**THE PROBLEM**.
Each record below is to be reproduced without any change.

**RECORDS FOR THIS TASK**.

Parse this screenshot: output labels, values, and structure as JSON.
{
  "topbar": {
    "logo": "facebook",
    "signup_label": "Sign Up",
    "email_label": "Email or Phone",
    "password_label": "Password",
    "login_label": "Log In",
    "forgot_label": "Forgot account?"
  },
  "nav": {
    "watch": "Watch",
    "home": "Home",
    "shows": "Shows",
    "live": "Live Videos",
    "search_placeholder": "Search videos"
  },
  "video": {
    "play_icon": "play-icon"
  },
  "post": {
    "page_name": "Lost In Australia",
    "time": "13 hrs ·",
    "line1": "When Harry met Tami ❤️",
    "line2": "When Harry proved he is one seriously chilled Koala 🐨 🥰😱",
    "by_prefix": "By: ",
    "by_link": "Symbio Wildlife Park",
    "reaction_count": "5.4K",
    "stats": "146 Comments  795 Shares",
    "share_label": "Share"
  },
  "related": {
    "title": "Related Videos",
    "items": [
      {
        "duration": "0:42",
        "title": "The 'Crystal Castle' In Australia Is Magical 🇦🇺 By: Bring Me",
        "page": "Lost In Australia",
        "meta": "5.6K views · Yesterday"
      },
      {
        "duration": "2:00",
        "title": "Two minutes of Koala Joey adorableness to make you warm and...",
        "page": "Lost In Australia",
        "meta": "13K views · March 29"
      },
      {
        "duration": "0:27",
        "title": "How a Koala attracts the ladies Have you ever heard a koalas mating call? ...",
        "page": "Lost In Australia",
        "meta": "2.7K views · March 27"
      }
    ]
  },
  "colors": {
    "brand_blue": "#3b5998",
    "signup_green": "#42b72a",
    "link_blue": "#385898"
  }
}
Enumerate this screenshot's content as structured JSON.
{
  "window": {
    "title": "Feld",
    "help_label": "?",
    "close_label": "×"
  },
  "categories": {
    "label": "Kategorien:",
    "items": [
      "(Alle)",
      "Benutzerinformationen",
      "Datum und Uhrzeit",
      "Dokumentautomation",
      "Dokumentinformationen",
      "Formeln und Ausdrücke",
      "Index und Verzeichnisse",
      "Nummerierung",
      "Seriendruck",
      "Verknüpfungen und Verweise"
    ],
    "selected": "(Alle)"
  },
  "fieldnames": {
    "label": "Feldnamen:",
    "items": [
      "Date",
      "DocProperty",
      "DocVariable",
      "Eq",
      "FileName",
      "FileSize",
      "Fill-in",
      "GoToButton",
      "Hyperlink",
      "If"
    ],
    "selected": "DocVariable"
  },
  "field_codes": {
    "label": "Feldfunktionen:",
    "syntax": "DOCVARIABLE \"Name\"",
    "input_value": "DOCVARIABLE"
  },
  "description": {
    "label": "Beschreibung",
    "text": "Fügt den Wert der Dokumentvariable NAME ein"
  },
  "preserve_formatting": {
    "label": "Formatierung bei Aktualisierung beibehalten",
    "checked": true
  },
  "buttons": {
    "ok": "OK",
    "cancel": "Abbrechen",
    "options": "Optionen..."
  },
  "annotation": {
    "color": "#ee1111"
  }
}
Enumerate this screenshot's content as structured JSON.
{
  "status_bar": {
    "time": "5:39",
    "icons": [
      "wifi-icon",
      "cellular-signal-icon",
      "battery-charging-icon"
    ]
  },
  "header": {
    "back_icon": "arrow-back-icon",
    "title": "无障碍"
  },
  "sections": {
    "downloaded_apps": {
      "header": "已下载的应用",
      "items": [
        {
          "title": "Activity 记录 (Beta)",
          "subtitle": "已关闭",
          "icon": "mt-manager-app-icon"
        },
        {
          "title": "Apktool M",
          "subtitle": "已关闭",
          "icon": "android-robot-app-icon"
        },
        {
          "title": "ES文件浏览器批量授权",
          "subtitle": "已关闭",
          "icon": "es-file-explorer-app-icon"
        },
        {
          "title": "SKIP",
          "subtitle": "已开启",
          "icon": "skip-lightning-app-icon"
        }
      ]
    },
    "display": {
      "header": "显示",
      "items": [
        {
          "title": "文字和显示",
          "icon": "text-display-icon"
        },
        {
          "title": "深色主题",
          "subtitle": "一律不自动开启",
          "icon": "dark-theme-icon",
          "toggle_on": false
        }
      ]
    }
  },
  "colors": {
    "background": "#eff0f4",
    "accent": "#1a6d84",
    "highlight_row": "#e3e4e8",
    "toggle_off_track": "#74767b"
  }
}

**OUTPUT OF THE TASK**.
Parse this screenshot: output labels, values, and structure as JSON.
{
  "topbar": {
    "logo": "facebook",
    "signup_label": "Sign Up",
    "email_label": "Email or Phone",
    "password_label": "Password",
    "login_label": "Log In",
    "forgot_label": "Forgot account?"
  },
  "nav": {
    "watch": "Watch",
    "home": "Home",
    "shows": "Shows",
    "live": "Live Videos",
    "search_placeholder": "Search videos"
  },
  "video": {
    "play_icon": "play-icon"
  },
  "post": {
    "page_name": "Lost In Australia",
    "time": "13 hrs ·",
    "line1": "When Harry met Tami ❤️",
    "line2": "When Harry proved he is one seriously chilled Koala 🐨 🥰😱",
    "by_prefix": "By: ",
    "by_link": "Symbio Wildlife Park",
    "reaction_count": "5.4K",
    "stats": "146 Comments  795 Shares",
    "share_label": "Share"
  },
  "related": {
    "title": "Related Videos",
    "items": [
      {
        "duration": "0:42",
        "title": "The 'Crystal Castle' In Australia Is Magical 🇦🇺 By: Bring Me",
        "page": "Lost In Australia",
        "meta": "5.6K views · Yesterday"
      },
      {
        "duration": "2:00",
        "title": "Two minutes of Koala Joey adorableness to make you warm and...",
        "page": "Lost In Australia",
        "meta": "13K views · March 29"
      },
      {
        "duration": "0:27",
        "title": "How a Koala attracts the ladies Have you ever heard a koalas mating call? ...",
        "page": "Lost In Australia",
        "meta": "2.7K views · March 27"
      }
    ]
  },
  "colors": {
    "brand_blue": "#3b5998",
    "signup_green": "#42b72a",
    "link_blue": "#385898"
  }
}
Enumerate this screenshot's content as structured JSON.
{
  "window": {
    "title": "Feld",
    "help_label": "?",
    "close_label": "×"
  },
  "categories": {
    "label": "Kategorien:",
    "items": [
      "(Alle)",
      "Benutzerinformationen",
      "Datum und Uhrzeit",
      "Dokumentautomation",
      "Dokumentinformationen",
      "Formeln und Ausdrücke",
      "Index und Verzeichnisse",
      "Nummerierung",
      "Seriendruck",
      "Verknüpfungen und Verweise"
    ],
    "selected": "(Alle)"
  },
  "fieldnames": {
    "label": "Feldnamen:",
    "items": [
      "Date",
      "DocProperty",
      "DocVariable",
      "Eq",
      "FileName",
      "FileSize",
      "Fill-in",
      "GoToButton",
      "Hyperlink",
      "If"
    ],
    "selected": "DocVariable"
  },
  "field_codes": {
    "label": "Feldfunktionen:",
    "syntax": "DOCVARIABLE \"Name\"",
    "input_value": "DOCVARIABLE"
  },
  "description": {
    "label": "Beschreibung",
    "text": "Fügt den Wert der Dokumentvariable NAME ein"
  },
  "preserve_formatting": {
    "label": "Formatierung bei Aktualisierung beibehalten",
    "checked": true
  },
  "buttons": {
    "ok": "OK",
    "cancel": "Abbrechen",
    "options": "Optionen..."
  },
  "annotation": {
    "color": "#ee1111"
  }
}
Enumerate this screenshot's content as structured JSON.
{
  "status_bar": {
    "time": "5:39",
    "icons": [
      "wifi-icon",
      "cellular-signal-icon",
      "battery-charging-icon"
    ]
  },
  "header": {
    "back_icon": "arrow-back-icon",
    "title": "无障碍"
  },
  "sections": {
    "downloaded_apps": {
      "header": "已下载的应用",
      "items": [
        {
          "title": "Activity 记录 (Beta)",
          "subtitle": "已关闭",
          "icon": "mt-manager-app-icon"
        },
        {
          "title": "Apktool M",
          "subtitle": "已关闭",
          "icon": "android-robot-app-icon"
        },
        {
          "title": "ES文件浏览器批量授权",
          "subtitle": "已关闭",
          "icon": "es-file-explorer-app-icon"
        },
        {
          "title": "SKIP",
          "subtitle": "已开启",
          "icon": "skip-lightning-app-icon"
        }
      ]
    },
    "display": {
      "header": "显示",
      "items": [
        {
          "title": "文字和显示",
          "icon": "text-display-icon"
        },
        {
          "title": "深色主题",
          "subtitle": "一律不自动开启",
          "icon": "dark-theme-icon",
          "toggle_on": false
        }
      ]
    }
  },
  "colors": {
    "background": "#eff0f4",
    "accent": "#1a6d84",
    "highlight_row": "#e3e4e8",
    "toggle_off_track": "#74767b"
  }
}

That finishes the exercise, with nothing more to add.